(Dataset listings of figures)
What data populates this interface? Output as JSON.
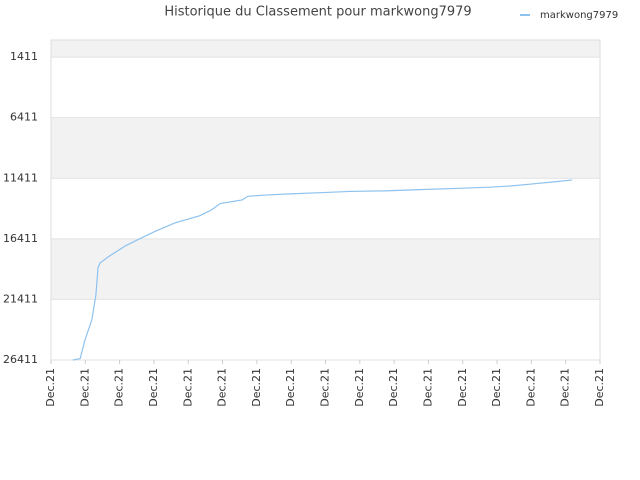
{
  "chart_data": {
    "type": "line",
    "title": "Historique du Classement pour markwong7979",
    "x": [
      0.64,
      0.85,
      0.99,
      1.19,
      1.31,
      1.37,
      1.43,
      1.72,
      2.16,
      2.59,
      3.03,
      3.61,
      4.34,
      4.69,
      4.93,
      5.57,
      5.74,
      6.24,
      6.97,
      7.84,
      8.71,
      9.73,
      10.75,
      11.77,
      12.79,
      13.38,
      13.96,
      14.69,
      15.19
    ],
    "series": [
      {
        "name": "markwong7979",
        "color": "#8dc2ee",
        "values": [
          26411,
          26300,
          24750,
          23100,
          21000,
          18800,
          18400,
          17800,
          17000,
          16400,
          15800,
          15100,
          14500,
          14000,
          13500,
          13200,
          12900,
          12800,
          12700,
          12600,
          12500,
          12450,
          12350,
          12250,
          12150,
          12050,
          11900,
          11700,
          11550
        ]
      }
    ],
    "xlim": [
      0,
      16
    ],
    "xticks": [
      {
        "value": 0,
        "label": "Dec.21"
      },
      {
        "value": 1,
        "label": "Dec.21"
      },
      {
        "value": 2,
        "label": "Dec.21"
      },
      {
        "value": 3,
        "label": "Dec.21"
      },
      {
        "value": 4,
        "label": "Dec.21"
      },
      {
        "value": 5,
        "label": "Dec.21"
      },
      {
        "value": 6,
        "label": "Dec.21"
      },
      {
        "value": 7,
        "label": "Dec.21"
      },
      {
        "value": 8,
        "label": "Dec.21"
      },
      {
        "value": 9,
        "label": "Dec.21"
      },
      {
        "value": 10,
        "label": "Dec.21"
      },
      {
        "value": 11,
        "label": "Dec.21"
      },
      {
        "value": 12,
        "label": "Dec.21"
      },
      {
        "value": 13,
        "label": "Dec.21"
      },
      {
        "value": 14,
        "label": "Dec.21"
      },
      {
        "value": 15,
        "label": "Dec.21"
      },
      {
        "value": 16,
        "label": "Dec.21"
      }
    ],
    "ylim": [
      26411,
      0
    ],
    "yticks": [
      1411,
      6411,
      11411,
      16411,
      21411,
      26411
    ],
    "grid": true,
    "legend": "top-right"
  }
}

Task objective:
Above are the records; reproduce them exactly and leave out the pictures.

Full response:
What data populates this interface? Output as JSON.
{
  "chart_data": {
    "type": "line",
    "title": "Historique du Classement pour markwong7979",
    "x": [
      0.64,
      0.85,
      0.99,
      1.19,
      1.31,
      1.37,
      1.43,
      1.72,
      2.16,
      2.59,
      3.03,
      3.61,
      4.34,
      4.69,
      4.93,
      5.57,
      5.74,
      6.24,
      6.97,
      7.84,
      8.71,
      9.73,
      10.75,
      11.77,
      12.79,
      13.38,
      13.96,
      14.69,
      15.19
    ],
    "series": [
      {
        "name": "markwong7979",
        "color": "#8dc2ee",
        "values": [
          26411,
          26300,
          24750,
          23100,
          21000,
          18800,
          18400,
          17800,
          17000,
          16400,
          15800,
          15100,
          14500,
          14000,
          13500,
          13200,
          12900,
          12800,
          12700,
          12600,
          12500,
          12450,
          12350,
          12250,
          12150,
          12050,
          11900,
          11700,
          11550
        ]
      }
    ],
    "xlim": [
      0,
      16
    ],
    "xticks": [
      {
        "value": 0,
        "label": "Dec.21"
      },
      {
        "value": 1,
        "label": "Dec.21"
      },
      {
        "value": 2,
        "label": "Dec.21"
      },
      {
        "value": 3,
        "label": "Dec.21"
      },
      {
        "value": 4,
        "label": "Dec.21"
      },
      {
        "value": 5,
        "label": "Dec.21"
      },
      {
        "value": 6,
        "label": "Dec.21"
      },
      {
        "value": 7,
        "label": "Dec.21"
      },
      {
        "value": 8,
        "label": "Dec.21"
      },
      {
        "value": 9,
        "label": "Dec.21"
      },
      {
        "value": 10,
        "label": "Dec.21"
      },
      {
        "value": 11,
        "label": "Dec.21"
      },
      {
        "value": 12,
        "label": "Dec.21"
      },
      {
        "value": 13,
        "label": "Dec.21"
      },
      {
        "value": 14,
        "label": "Dec.21"
      },
      {
        "value": 15,
        "label": "Dec.21"
      },
      {
        "value": 16,
        "label": "Dec.21"
      }
    ],
    "ylim": [
      26411,
      0
    ],
    "yticks": [
      1411,
      6411,
      11411,
      16411,
      21411,
      26411
    ],
    "grid": true,
    "legend": "top-right"
  }
}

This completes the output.